------ Provided data ------

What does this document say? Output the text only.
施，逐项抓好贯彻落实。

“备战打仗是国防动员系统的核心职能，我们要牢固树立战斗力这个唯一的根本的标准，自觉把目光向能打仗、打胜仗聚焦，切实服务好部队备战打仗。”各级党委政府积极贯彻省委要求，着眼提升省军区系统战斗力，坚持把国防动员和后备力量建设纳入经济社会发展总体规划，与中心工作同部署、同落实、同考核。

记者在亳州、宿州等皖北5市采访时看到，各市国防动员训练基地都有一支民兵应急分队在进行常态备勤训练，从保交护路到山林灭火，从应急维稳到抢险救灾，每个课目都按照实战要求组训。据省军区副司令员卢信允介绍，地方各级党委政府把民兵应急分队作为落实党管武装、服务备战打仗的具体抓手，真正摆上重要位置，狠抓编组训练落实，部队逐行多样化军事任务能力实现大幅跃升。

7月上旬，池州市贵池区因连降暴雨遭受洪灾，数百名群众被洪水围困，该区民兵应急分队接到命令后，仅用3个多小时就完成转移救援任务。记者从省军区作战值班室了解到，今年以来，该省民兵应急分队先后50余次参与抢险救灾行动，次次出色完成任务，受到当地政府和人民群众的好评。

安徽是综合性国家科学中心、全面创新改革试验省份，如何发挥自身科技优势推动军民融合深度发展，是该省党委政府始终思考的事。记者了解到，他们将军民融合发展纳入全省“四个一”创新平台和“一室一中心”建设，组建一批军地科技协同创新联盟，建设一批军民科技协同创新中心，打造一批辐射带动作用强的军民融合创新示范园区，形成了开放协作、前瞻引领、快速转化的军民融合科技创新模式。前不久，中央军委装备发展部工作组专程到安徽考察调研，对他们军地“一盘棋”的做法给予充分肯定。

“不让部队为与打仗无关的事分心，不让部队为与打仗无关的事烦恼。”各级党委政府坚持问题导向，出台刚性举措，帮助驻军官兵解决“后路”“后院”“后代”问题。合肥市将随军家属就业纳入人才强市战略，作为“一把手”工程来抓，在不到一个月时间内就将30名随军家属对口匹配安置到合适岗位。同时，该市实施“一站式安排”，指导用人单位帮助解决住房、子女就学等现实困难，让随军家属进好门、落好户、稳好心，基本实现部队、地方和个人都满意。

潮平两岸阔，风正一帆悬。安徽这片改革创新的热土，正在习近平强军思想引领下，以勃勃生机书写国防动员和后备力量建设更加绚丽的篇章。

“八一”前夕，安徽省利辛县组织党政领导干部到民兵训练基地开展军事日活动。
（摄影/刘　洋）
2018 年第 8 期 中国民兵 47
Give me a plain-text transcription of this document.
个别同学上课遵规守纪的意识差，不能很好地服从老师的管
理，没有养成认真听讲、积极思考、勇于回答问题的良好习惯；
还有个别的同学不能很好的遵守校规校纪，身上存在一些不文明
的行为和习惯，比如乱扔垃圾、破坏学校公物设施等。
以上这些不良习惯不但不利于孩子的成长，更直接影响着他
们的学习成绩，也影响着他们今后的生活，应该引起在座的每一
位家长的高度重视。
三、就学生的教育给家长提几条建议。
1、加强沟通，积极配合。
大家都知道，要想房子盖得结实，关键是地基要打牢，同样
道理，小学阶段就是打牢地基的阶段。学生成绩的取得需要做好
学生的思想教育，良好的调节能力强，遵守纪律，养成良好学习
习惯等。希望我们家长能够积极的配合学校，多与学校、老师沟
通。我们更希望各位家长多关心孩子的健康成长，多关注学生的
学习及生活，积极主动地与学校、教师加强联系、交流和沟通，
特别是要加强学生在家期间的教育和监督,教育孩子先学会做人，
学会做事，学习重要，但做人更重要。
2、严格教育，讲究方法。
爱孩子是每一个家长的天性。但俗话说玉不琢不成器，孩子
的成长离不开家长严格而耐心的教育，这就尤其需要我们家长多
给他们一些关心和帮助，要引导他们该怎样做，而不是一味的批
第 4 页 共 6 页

------

- _What you have to do_
Copy out all of the records shown above exactly.

- _Solution to this task_
What does this document say? Output the text only.
施，逐项抓好贯彻落实。

“备战打仗是国防动员系统的核心职能，我们要牢固树立战斗力这个唯一的根本的标准，自觉把目光向能打仗、打胜仗聚焦，切实服务好部队备战打仗。”各级党委政府积极贯彻省委要求，着眼提升省军区系统战斗力，坚持把国防动员和后备力量建设纳入经济社会发展总体规划，与中心工作同部署、同落实、同考核。

记者在亳州、宿州等皖北5市采访时看到，各市国防动员训练基地都有一支民兵应急分队在进行常态备勤训练，从保交护路到山林灭火，从应急维稳到抢险救灾，每个课目都按照实战要求组训。据省军区副司令员卢信允介绍，地方各级党委政府把民兵应急分队作为落实党管武装、服务备战打仗的具体抓手，真正摆上重要位置，狠抓编组训练落实，部队逐行多样化军事任务能力实现大幅跃升。

7月上旬，池州市贵池区因连降暴雨遭受洪灾，数百名群众被洪水围困，该区民兵应急分队接到命令后，仅用3个多小时就完成转移救援任务。记者从省军区作战值班室了解到，今年以来，该省民兵应急分队先后50余次参与抢险救灾行动，次次出色完成任务，受到当地政府和人民群众的好评。

安徽是综合性国家科学中心、全面创新改革试验省份，如何发挥自身科技优势推动军民融合深度发展，是该省党委政府始终思考的事。记者了解到，他们将军民融合发展纳入全省“四个一”创新平台和“一室一中心”建设，组建一批军地科技协同创新联盟，建设一批军民科技协同创新中心，打造一批辐射带动作用强的军民融合创新示范园区，形成了开放协作、前瞻引领、快速转化的军民融合科技创新模式。前不久，中央军委装备发展部工作组专程到安徽考察调研，对他们军地“一盘棋”的做法给予充分肯定。

“不让部队为与打仗无关的事分心，不让部队为与打仗无关的事烦恼。”各级党委政府坚持问题导向，出台刚性举措，帮助驻军官兵解决“后路”“后院”“后代”问题。合肥市将随军家属就业纳入人才强市战略，作为“一把手”工程来抓，在不到一个月时间内就将30名随军家属对口匹配安置到合适岗位。同时，该市实施“一站式安排”，指导用人单位帮助解决住房、子女就学等现实困难，让随军家属进好门、落好户、稳好心，基本实现部队、地方和个人都满意。

潮平两岸阔，风正一帆悬。安徽这片改革创新的热土，正在习近平强军思想引领下，以勃勃生机书写国防动员和后备力量建设更加绚丽的篇章。

“八一”前夕，安徽省利辛县组织党政领导干部到民兵训练基地开展军事日活动。
（摄影/刘　洋）
2018 年第 8 期 中国民兵 47
Give me a plain-text transcription of this document.
个别同学上课遵规守纪的意识差，不能很好地服从老师的管
理，没有养成认真听讲、积极思考、勇于回答问题的良好习惯；
还有个别的同学不能很好的遵守校规校纪，身上存在一些不文明
的行为和习惯，比如乱扔垃圾、破坏学校公物设施等。
以上这些不良习惯不但不利于孩子的成长，更直接影响着他
们的学习成绩，也影响着他们今后的生活，应该引起在座的每一
位家长的高度重视。
三、就学生的教育给家长提几条建议。
1、加强沟通，积极配合。
大家都知道，要想房子盖得结实，关键是地基要打牢，同样
道理，小学阶段就是打牢地基的阶段。学生成绩的取得需要做好
学生的思想教育，良好的调节能力强，遵守纪律，养成良好学习
习惯等。希望我们家长能够积极的配合学校，多与学校、老师沟
通。我们更希望各位家长多关心孩子的健康成长，多关注学生的
学习及生活，积极主动地与学校、教师加强联系、交流和沟通，
特别是要加强学生在家期间的教育和监督,教育孩子先学会做人，
学会做事，学习重要，但做人更重要。
2、严格教育，讲究方法。
爱孩子是每一个家长的天性。但俗话说玉不琢不成器，孩子
的成长离不开家长严格而耐心的教育，这就尤其需要我们家长多
给他们一些关心和帮助，要引导他们该怎样做，而不是一味的批
第 4 页 共 6 页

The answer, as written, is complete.